### PROBLEM REQUIREMENTS
In the listing that follows, count every line with the word "Суворова" in it and write only the total.

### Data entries
------------------------------------
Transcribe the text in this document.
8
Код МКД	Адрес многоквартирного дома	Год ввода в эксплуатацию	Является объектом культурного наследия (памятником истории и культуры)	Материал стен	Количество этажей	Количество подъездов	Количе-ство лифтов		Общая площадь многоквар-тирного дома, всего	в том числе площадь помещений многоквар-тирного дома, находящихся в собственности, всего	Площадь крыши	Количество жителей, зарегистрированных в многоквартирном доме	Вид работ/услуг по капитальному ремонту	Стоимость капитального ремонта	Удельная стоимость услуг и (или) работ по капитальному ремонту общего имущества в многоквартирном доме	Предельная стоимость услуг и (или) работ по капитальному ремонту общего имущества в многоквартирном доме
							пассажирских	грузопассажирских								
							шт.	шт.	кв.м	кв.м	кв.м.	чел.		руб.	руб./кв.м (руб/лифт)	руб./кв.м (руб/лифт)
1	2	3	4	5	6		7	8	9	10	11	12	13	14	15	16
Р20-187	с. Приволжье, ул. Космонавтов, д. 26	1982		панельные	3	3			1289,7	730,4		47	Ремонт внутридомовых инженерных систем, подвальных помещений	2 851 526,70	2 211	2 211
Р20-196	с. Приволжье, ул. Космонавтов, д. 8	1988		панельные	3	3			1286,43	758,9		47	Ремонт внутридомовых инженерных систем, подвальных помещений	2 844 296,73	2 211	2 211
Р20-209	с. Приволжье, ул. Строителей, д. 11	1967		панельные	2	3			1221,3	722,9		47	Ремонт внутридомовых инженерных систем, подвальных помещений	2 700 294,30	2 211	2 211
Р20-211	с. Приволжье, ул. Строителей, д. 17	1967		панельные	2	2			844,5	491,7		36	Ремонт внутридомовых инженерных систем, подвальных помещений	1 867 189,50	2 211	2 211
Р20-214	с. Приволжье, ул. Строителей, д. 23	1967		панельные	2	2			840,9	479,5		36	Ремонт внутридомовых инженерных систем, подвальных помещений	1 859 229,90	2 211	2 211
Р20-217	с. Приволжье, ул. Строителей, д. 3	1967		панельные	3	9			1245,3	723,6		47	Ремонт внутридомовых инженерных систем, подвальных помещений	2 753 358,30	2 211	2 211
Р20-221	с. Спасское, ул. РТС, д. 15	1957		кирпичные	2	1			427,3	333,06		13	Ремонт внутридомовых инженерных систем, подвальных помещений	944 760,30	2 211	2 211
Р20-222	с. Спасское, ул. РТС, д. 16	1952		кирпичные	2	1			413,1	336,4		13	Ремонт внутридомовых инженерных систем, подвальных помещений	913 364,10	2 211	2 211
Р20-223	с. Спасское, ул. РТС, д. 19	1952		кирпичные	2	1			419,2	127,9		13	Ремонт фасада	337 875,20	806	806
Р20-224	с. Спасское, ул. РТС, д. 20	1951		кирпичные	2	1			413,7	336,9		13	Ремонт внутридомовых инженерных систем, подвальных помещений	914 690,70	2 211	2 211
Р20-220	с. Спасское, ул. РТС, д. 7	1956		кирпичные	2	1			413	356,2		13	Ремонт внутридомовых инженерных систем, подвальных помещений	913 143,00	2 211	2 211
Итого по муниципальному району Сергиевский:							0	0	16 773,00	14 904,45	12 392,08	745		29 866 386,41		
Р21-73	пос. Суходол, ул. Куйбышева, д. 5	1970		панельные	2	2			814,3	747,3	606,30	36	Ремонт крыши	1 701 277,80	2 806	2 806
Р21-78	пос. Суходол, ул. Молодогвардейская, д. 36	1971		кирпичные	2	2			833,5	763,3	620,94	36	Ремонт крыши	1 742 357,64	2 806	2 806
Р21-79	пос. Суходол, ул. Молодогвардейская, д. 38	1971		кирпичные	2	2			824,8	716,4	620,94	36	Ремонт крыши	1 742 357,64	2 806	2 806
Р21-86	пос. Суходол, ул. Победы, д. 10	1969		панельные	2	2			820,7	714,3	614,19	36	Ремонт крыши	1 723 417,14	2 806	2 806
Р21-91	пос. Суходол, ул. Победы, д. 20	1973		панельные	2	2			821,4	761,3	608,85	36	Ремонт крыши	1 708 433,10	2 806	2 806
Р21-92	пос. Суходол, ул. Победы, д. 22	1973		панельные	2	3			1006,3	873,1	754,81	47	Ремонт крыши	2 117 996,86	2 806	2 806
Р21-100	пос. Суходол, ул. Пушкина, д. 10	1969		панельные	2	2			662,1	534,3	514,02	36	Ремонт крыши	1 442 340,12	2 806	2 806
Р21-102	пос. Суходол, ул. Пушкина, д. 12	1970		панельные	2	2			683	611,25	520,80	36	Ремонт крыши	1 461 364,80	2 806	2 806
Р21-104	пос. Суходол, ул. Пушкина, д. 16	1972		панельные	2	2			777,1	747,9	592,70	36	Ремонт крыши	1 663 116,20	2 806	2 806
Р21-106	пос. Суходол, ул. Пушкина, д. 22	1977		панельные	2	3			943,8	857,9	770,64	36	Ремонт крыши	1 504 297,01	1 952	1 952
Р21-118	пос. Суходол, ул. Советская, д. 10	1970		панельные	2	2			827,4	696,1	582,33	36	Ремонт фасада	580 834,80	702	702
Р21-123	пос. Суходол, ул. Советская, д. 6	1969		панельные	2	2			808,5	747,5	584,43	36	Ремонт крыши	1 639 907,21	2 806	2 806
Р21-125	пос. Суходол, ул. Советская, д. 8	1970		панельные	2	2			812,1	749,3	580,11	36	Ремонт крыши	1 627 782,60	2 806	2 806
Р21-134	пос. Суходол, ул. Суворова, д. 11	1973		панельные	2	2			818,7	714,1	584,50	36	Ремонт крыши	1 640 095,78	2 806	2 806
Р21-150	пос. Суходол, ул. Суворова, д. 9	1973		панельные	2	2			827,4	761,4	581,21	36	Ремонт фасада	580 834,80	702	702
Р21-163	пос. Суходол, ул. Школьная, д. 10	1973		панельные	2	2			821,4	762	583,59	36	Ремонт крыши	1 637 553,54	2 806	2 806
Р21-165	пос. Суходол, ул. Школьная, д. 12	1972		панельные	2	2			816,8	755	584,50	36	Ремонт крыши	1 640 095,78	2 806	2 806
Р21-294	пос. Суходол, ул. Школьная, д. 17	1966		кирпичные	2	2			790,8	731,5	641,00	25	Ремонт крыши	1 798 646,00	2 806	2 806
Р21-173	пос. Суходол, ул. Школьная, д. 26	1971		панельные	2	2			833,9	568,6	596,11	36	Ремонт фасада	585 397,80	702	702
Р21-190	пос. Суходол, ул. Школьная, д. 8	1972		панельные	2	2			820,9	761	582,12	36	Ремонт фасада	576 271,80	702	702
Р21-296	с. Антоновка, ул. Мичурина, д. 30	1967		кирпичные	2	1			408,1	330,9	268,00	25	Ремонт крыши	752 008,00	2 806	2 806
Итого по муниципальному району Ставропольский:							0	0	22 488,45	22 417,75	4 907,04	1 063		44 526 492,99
------------------------------------
### TASK OUTPUT
2